## What is needed
Search the records for "hexagonal" and copy each line that holds it.

╭──

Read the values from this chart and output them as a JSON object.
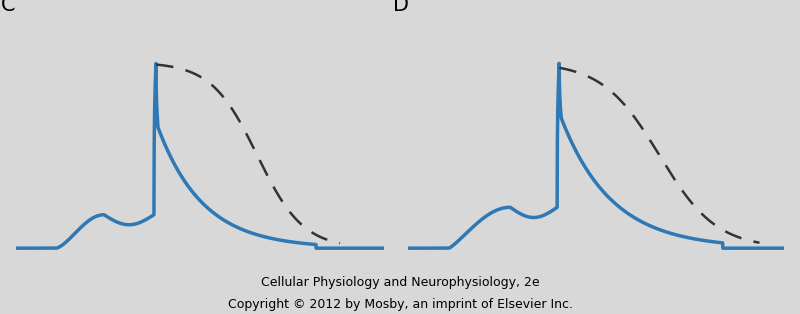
{
  "background_color": "#d8d8d8",
  "panel_bg": "#d8d8d8",
  "blue_color": "#2e79b5",
  "dashed_color": "#333333",
  "label_C": "C",
  "label_D": "D",
  "footer_line1": "Cellular Physiology and Neurophysiology, 2e",
  "footer_line2": "Copyright © 2012 by Mosby, an imprint of Elsevier Inc.",
  "footer_fontsize": 9,
  "label_fontsize": 15
}
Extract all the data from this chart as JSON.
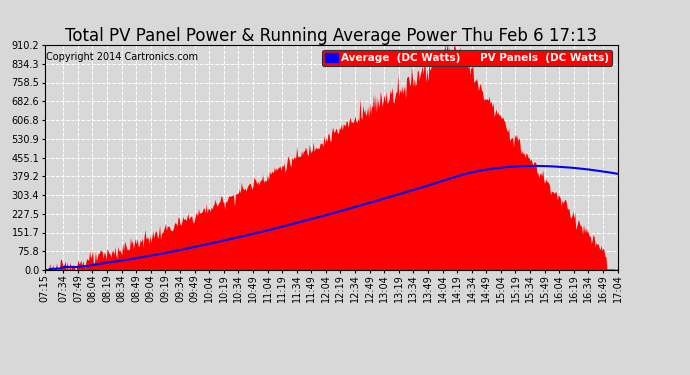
{
  "title": "Total PV Panel Power & Running Average Power Thu Feb 6 17:13",
  "copyright": "Copyright 2014 Cartronics.com",
  "legend_avg": "Average  (DC Watts)",
  "legend_pv": "PV Panels  (DC Watts)",
  "yticks": [
    0.0,
    75.8,
    151.7,
    227.5,
    303.4,
    379.2,
    455.1,
    530.9,
    606.8,
    682.6,
    758.5,
    834.3,
    910.2
  ],
  "xtick_labels": [
    "07:15",
    "07:34",
    "07:49",
    "08:04",
    "08:19",
    "08:34",
    "08:49",
    "09:04",
    "09:19",
    "09:34",
    "09:49",
    "10:04",
    "10:19",
    "10:34",
    "10:49",
    "11:04",
    "11:19",
    "11:34",
    "11:49",
    "12:04",
    "12:19",
    "12:34",
    "12:49",
    "13:04",
    "13:19",
    "13:34",
    "13:49",
    "14:04",
    "14:19",
    "14:34",
    "14:49",
    "15:04",
    "15:19",
    "15:34",
    "15:49",
    "16:04",
    "16:19",
    "16:34",
    "16:49",
    "17:04"
  ],
  "bg_color": "#d8d8d8",
  "grid_color": "white",
  "bar_color": "red",
  "avg_line_color": "blue",
  "title_fontsize": 12,
  "copyright_fontsize": 7,
  "tick_fontsize": 7,
  "legend_fontsize": 7.5,
  "ymax": 910.2,
  "ymin": 0.0
}
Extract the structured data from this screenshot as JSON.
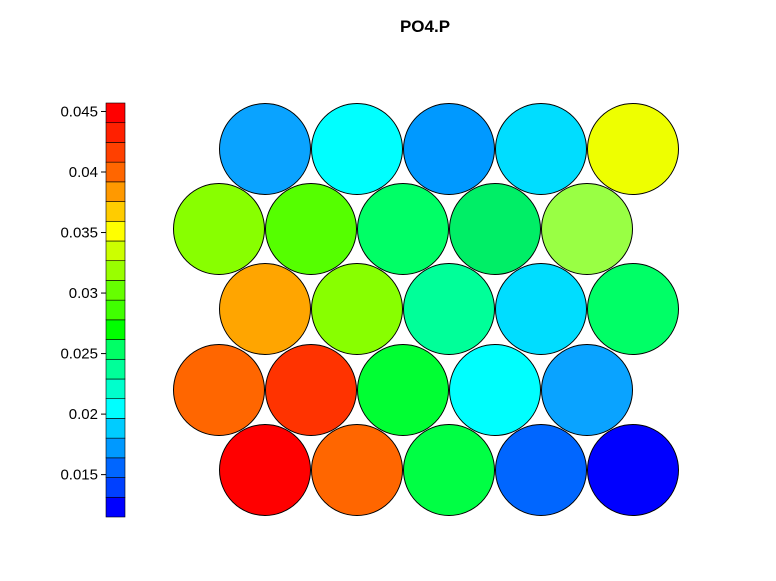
{
  "chart_data": {
    "type": "heatmap",
    "subtype": "hexagonal SOM component plane",
    "title": "PO4.P",
    "grid": {
      "rows": 5,
      "cols": 5,
      "layout": "hexagonal",
      "note": "rows listed top to bottom; rows 2 and 4 shifted left"
    },
    "colorbar": {
      "range": [
        0.0115,
        0.0457
      ],
      "ticks": [
        0.015,
        0.02,
        0.025,
        0.03,
        0.035,
        0.04,
        0.045
      ],
      "tick_labels": [
        "0.015",
        "0.02",
        "0.025",
        "0.03",
        "0.035",
        "0.04",
        "0.045"
      ],
      "colors_bottom_to_top": [
        "#0000ff",
        "#0040ff",
        "#0066ff",
        "#0099ff",
        "#00ccff",
        "#00ffff",
        "#00ffcc",
        "#00ff99",
        "#00ff66",
        "#00ff00",
        "#40ff00",
        "#66ff00",
        "#99ff00",
        "#ccff00",
        "#ffff00",
        "#ffcc00",
        "#ff9900",
        "#ff6600",
        "#ff4000",
        "#ff2000",
        "#ff0000"
      ]
    },
    "values": [
      [
        0.018,
        0.0215,
        0.0175,
        0.0205,
        0.0365
      ],
      [
        0.0325,
        0.031,
        0.028,
        0.0275,
        0.0325
      ],
      [
        0.038,
        0.033,
        0.026,
        0.021,
        0.0275
      ],
      [
        0.0415,
        0.043,
        0.029,
        0.022,
        0.018
      ],
      [
        0.045,
        0.0415,
        0.0285,
        0.0155,
        0.0125
      ]
    ],
    "cell_colors": [
      [
        "#0aa3ff",
        "#00ffff",
        "#0099ff",
        "#00ddff",
        "#eeff00"
      ],
      [
        "#88ff00",
        "#55ff00",
        "#00ff66",
        "#00ee66",
        "#99ff44"
      ],
      [
        "#ffa500",
        "#88ff00",
        "#00ff99",
        "#00ddff",
        "#00ff66"
      ],
      [
        "#ff6600",
        "#ff3300",
        "#00ff33",
        "#00ffff",
        "#0aa3ff"
      ],
      [
        "#ff0000",
        "#ff6600",
        "#00ff44",
        "#0066ff",
        "#0000ff"
      ]
    ]
  }
}
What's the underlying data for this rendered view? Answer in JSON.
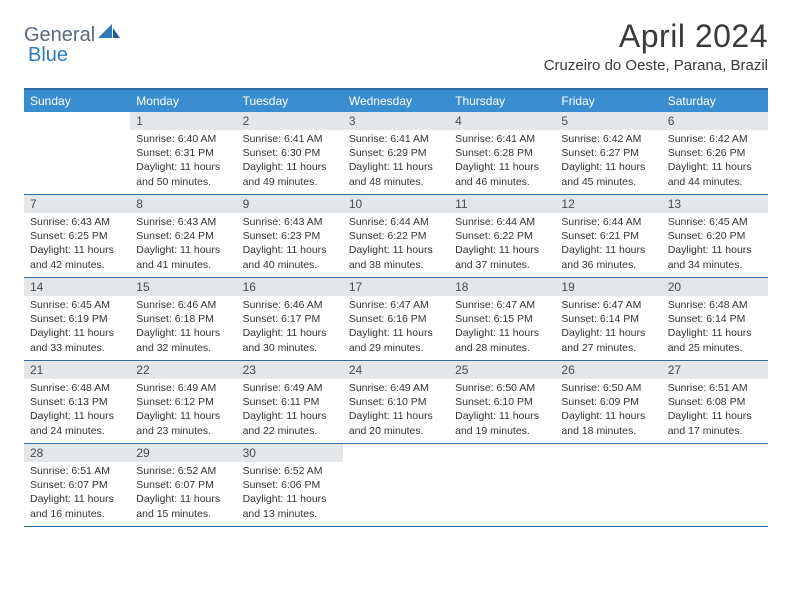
{
  "logo": {
    "general": "General",
    "blue": "Blue"
  },
  "title": "April 2024",
  "location": "Cruzeiro do Oeste, Parana, Brazil",
  "colors": {
    "header_bar": "#3a8dd0",
    "border": "#2f6ea8",
    "daynum_bg": "#e4e7e9",
    "text": "#333333",
    "logo_gray": "#5a6a7a",
    "logo_blue": "#2f7ab8"
  },
  "day_headers": [
    "Sunday",
    "Monday",
    "Tuesday",
    "Wednesday",
    "Thursday",
    "Friday",
    "Saturday"
  ],
  "weeks": [
    [
      {
        "n": "",
        "sunrise": "",
        "sunset": "",
        "daylight": ""
      },
      {
        "n": "1",
        "sunrise": "Sunrise: 6:40 AM",
        "sunset": "Sunset: 6:31 PM",
        "daylight": "Daylight: 11 hours and 50 minutes."
      },
      {
        "n": "2",
        "sunrise": "Sunrise: 6:41 AM",
        "sunset": "Sunset: 6:30 PM",
        "daylight": "Daylight: 11 hours and 49 minutes."
      },
      {
        "n": "3",
        "sunrise": "Sunrise: 6:41 AM",
        "sunset": "Sunset: 6:29 PM",
        "daylight": "Daylight: 11 hours and 48 minutes."
      },
      {
        "n": "4",
        "sunrise": "Sunrise: 6:41 AM",
        "sunset": "Sunset: 6:28 PM",
        "daylight": "Daylight: 11 hours and 46 minutes."
      },
      {
        "n": "5",
        "sunrise": "Sunrise: 6:42 AM",
        "sunset": "Sunset: 6:27 PM",
        "daylight": "Daylight: 11 hours and 45 minutes."
      },
      {
        "n": "6",
        "sunrise": "Sunrise: 6:42 AM",
        "sunset": "Sunset: 6:26 PM",
        "daylight": "Daylight: 11 hours and 44 minutes."
      }
    ],
    [
      {
        "n": "7",
        "sunrise": "Sunrise: 6:43 AM",
        "sunset": "Sunset: 6:25 PM",
        "daylight": "Daylight: 11 hours and 42 minutes."
      },
      {
        "n": "8",
        "sunrise": "Sunrise: 6:43 AM",
        "sunset": "Sunset: 6:24 PM",
        "daylight": "Daylight: 11 hours and 41 minutes."
      },
      {
        "n": "9",
        "sunrise": "Sunrise: 6:43 AM",
        "sunset": "Sunset: 6:23 PM",
        "daylight": "Daylight: 11 hours and 40 minutes."
      },
      {
        "n": "10",
        "sunrise": "Sunrise: 6:44 AM",
        "sunset": "Sunset: 6:22 PM",
        "daylight": "Daylight: 11 hours and 38 minutes."
      },
      {
        "n": "11",
        "sunrise": "Sunrise: 6:44 AM",
        "sunset": "Sunset: 6:22 PM",
        "daylight": "Daylight: 11 hours and 37 minutes."
      },
      {
        "n": "12",
        "sunrise": "Sunrise: 6:44 AM",
        "sunset": "Sunset: 6:21 PM",
        "daylight": "Daylight: 11 hours and 36 minutes."
      },
      {
        "n": "13",
        "sunrise": "Sunrise: 6:45 AM",
        "sunset": "Sunset: 6:20 PM",
        "daylight": "Daylight: 11 hours and 34 minutes."
      }
    ],
    [
      {
        "n": "14",
        "sunrise": "Sunrise: 6:45 AM",
        "sunset": "Sunset: 6:19 PM",
        "daylight": "Daylight: 11 hours and 33 minutes."
      },
      {
        "n": "15",
        "sunrise": "Sunrise: 6:46 AM",
        "sunset": "Sunset: 6:18 PM",
        "daylight": "Daylight: 11 hours and 32 minutes."
      },
      {
        "n": "16",
        "sunrise": "Sunrise: 6:46 AM",
        "sunset": "Sunset: 6:17 PM",
        "daylight": "Daylight: 11 hours and 30 minutes."
      },
      {
        "n": "17",
        "sunrise": "Sunrise: 6:47 AM",
        "sunset": "Sunset: 6:16 PM",
        "daylight": "Daylight: 11 hours and 29 minutes."
      },
      {
        "n": "18",
        "sunrise": "Sunrise: 6:47 AM",
        "sunset": "Sunset: 6:15 PM",
        "daylight": "Daylight: 11 hours and 28 minutes."
      },
      {
        "n": "19",
        "sunrise": "Sunrise: 6:47 AM",
        "sunset": "Sunset: 6:14 PM",
        "daylight": "Daylight: 11 hours and 27 minutes."
      },
      {
        "n": "20",
        "sunrise": "Sunrise: 6:48 AM",
        "sunset": "Sunset: 6:14 PM",
        "daylight": "Daylight: 11 hours and 25 minutes."
      }
    ],
    [
      {
        "n": "21",
        "sunrise": "Sunrise: 6:48 AM",
        "sunset": "Sunset: 6:13 PM",
        "daylight": "Daylight: 11 hours and 24 minutes."
      },
      {
        "n": "22",
        "sunrise": "Sunrise: 6:49 AM",
        "sunset": "Sunset: 6:12 PM",
        "daylight": "Daylight: 11 hours and 23 minutes."
      },
      {
        "n": "23",
        "sunrise": "Sunrise: 6:49 AM",
        "sunset": "Sunset: 6:11 PM",
        "daylight": "Daylight: 11 hours and 22 minutes."
      },
      {
        "n": "24",
        "sunrise": "Sunrise: 6:49 AM",
        "sunset": "Sunset: 6:10 PM",
        "daylight": "Daylight: 11 hours and 20 minutes."
      },
      {
        "n": "25",
        "sunrise": "Sunrise: 6:50 AM",
        "sunset": "Sunset: 6:10 PM",
        "daylight": "Daylight: 11 hours and 19 minutes."
      },
      {
        "n": "26",
        "sunrise": "Sunrise: 6:50 AM",
        "sunset": "Sunset: 6:09 PM",
        "daylight": "Daylight: 11 hours and 18 minutes."
      },
      {
        "n": "27",
        "sunrise": "Sunrise: 6:51 AM",
        "sunset": "Sunset: 6:08 PM",
        "daylight": "Daylight: 11 hours and 17 minutes."
      }
    ],
    [
      {
        "n": "28",
        "sunrise": "Sunrise: 6:51 AM",
        "sunset": "Sunset: 6:07 PM",
        "daylight": "Daylight: 11 hours and 16 minutes."
      },
      {
        "n": "29",
        "sunrise": "Sunrise: 6:52 AM",
        "sunset": "Sunset: 6:07 PM",
        "daylight": "Daylight: 11 hours and 15 minutes."
      },
      {
        "n": "30",
        "sunrise": "Sunrise: 6:52 AM",
        "sunset": "Sunset: 6:06 PM",
        "daylight": "Daylight: 11 hours and 13 minutes."
      },
      {
        "n": "",
        "sunrise": "",
        "sunset": "",
        "daylight": ""
      },
      {
        "n": "",
        "sunrise": "",
        "sunset": "",
        "daylight": ""
      },
      {
        "n": "",
        "sunrise": "",
        "sunset": "",
        "daylight": ""
      },
      {
        "n": "",
        "sunrise": "",
        "sunset": "",
        "daylight": ""
      }
    ]
  ]
}
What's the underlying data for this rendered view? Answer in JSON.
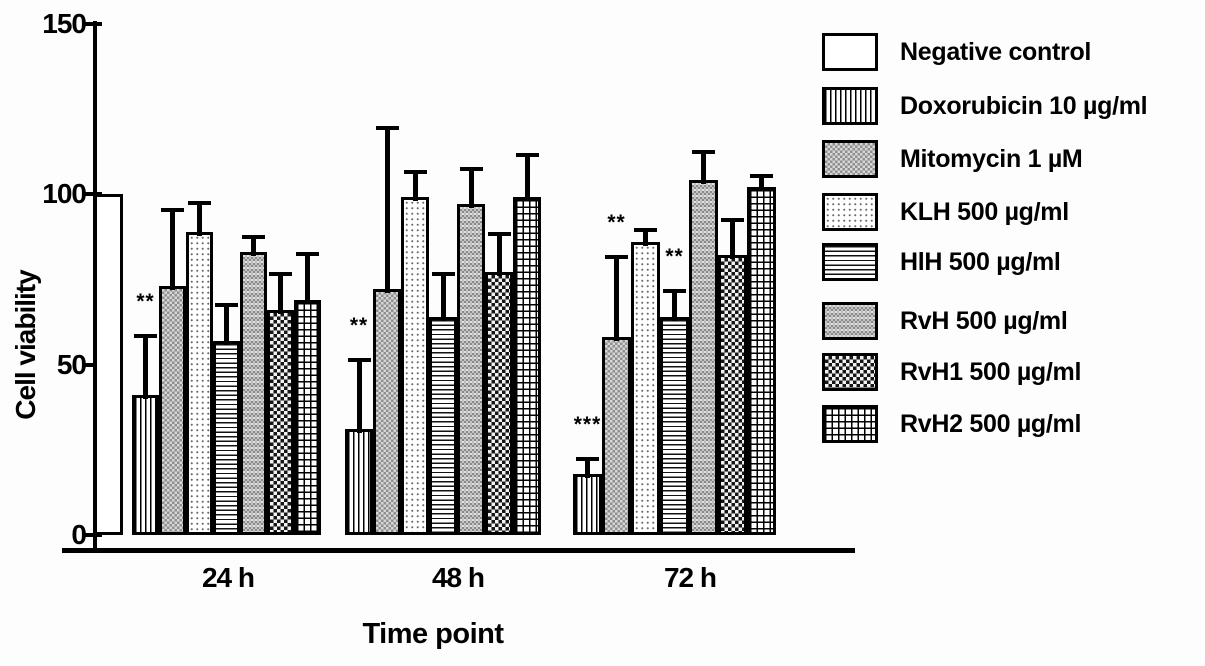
{
  "figure": {
    "ylabel": "Cell viability",
    "xlabel": "Time point"
  },
  "chart_data": {
    "type": "bar",
    "title": "",
    "ylabel": "Cell viability",
    "xlabel": "Time point",
    "ylim": [
      0,
      150
    ],
    "y_ticks": [
      0,
      50,
      100,
      150
    ],
    "grid": false,
    "legend_position": "right",
    "error_bars": "upper, SD",
    "categories": [
      "24 h",
      "48 h",
      "72 h"
    ],
    "series": [
      {
        "name": "Negative control",
        "pattern": "solid-white",
        "values": [
          100,
          null,
          null
        ],
        "errors": [
          null,
          null,
          null
        ],
        "sig": [
          null,
          null,
          null
        ]
      },
      {
        "name": "Doxorubicin 10 µg/ml",
        "pattern": "vertical-stripes",
        "values": [
          41,
          31,
          18
        ],
        "errors": [
          18,
          21,
          5
        ],
        "sig": [
          "**",
          "**",
          "***"
        ]
      },
      {
        "name": "Mitomycin 1 µM",
        "pattern": "gray-checker",
        "values": [
          73,
          72,
          58
        ],
        "errors": [
          23,
          48,
          24
        ],
        "sig": [
          null,
          null,
          "**"
        ]
      },
      {
        "name": "KLH 500 µg/ml",
        "pattern": "light-dots",
        "values": [
          89,
          99,
          86
        ],
        "errors": [
          9,
          8,
          4
        ],
        "sig": [
          null,
          null,
          null
        ]
      },
      {
        "name": "HlH 500 µg/ml",
        "pattern": "horizontal-stripes",
        "values": [
          57,
          64,
          64
        ],
        "errors": [
          11,
          13,
          8
        ],
        "sig": [
          null,
          null,
          "**"
        ]
      },
      {
        "name": "RvH 500 µg/ml",
        "pattern": "gray-weave",
        "values": [
          83,
          97,
          104
        ],
        "errors": [
          5,
          11,
          9
        ],
        "sig": [
          null,
          null,
          null
        ]
      },
      {
        "name": "RvH1 500 µg/ml",
        "pattern": "dark-checkerboard",
        "values": [
          66,
          77,
          82
        ],
        "errors": [
          11,
          12,
          11
        ],
        "sig": [
          null,
          null,
          null
        ]
      },
      {
        "name": "RvH2 500 µg/ml",
        "pattern": "grid",
        "values": [
          69,
          99,
          102
        ],
        "errors": [
          14,
          13,
          4
        ],
        "sig": [
          null,
          null,
          null
        ]
      }
    ]
  },
  "legend": {
    "items": [
      {
        "label": "Negative control",
        "pattern": "solid-white"
      },
      {
        "label": "Doxorubicin 10 µg/ml",
        "pattern": "vertical-stripes"
      },
      {
        "label": "Mitomycin 1 µM",
        "pattern": "gray-checker"
      },
      {
        "label": "KLH 500  µg/ml",
        "pattern": "light-dots"
      },
      {
        "label": "HlH 500 µg/ml",
        "pattern": "horizontal-stripes"
      },
      {
        "label": "RvH 500  µg/ml",
        "pattern": "gray-weave"
      },
      {
        "label": "RvH1 500  µg/ml",
        "pattern": "dark-checkerboard"
      },
      {
        "label": "RvH2 500  µg/ml",
        "pattern": "grid"
      }
    ]
  }
}
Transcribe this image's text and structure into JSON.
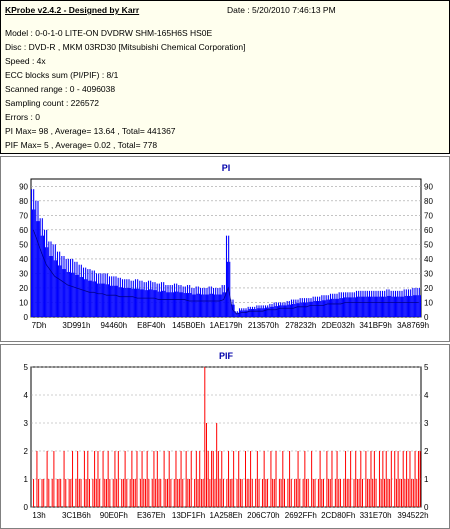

╰──

## Final answer
    "subtype": "hexagonal SOM component plane",
      "layout": "hexagonal",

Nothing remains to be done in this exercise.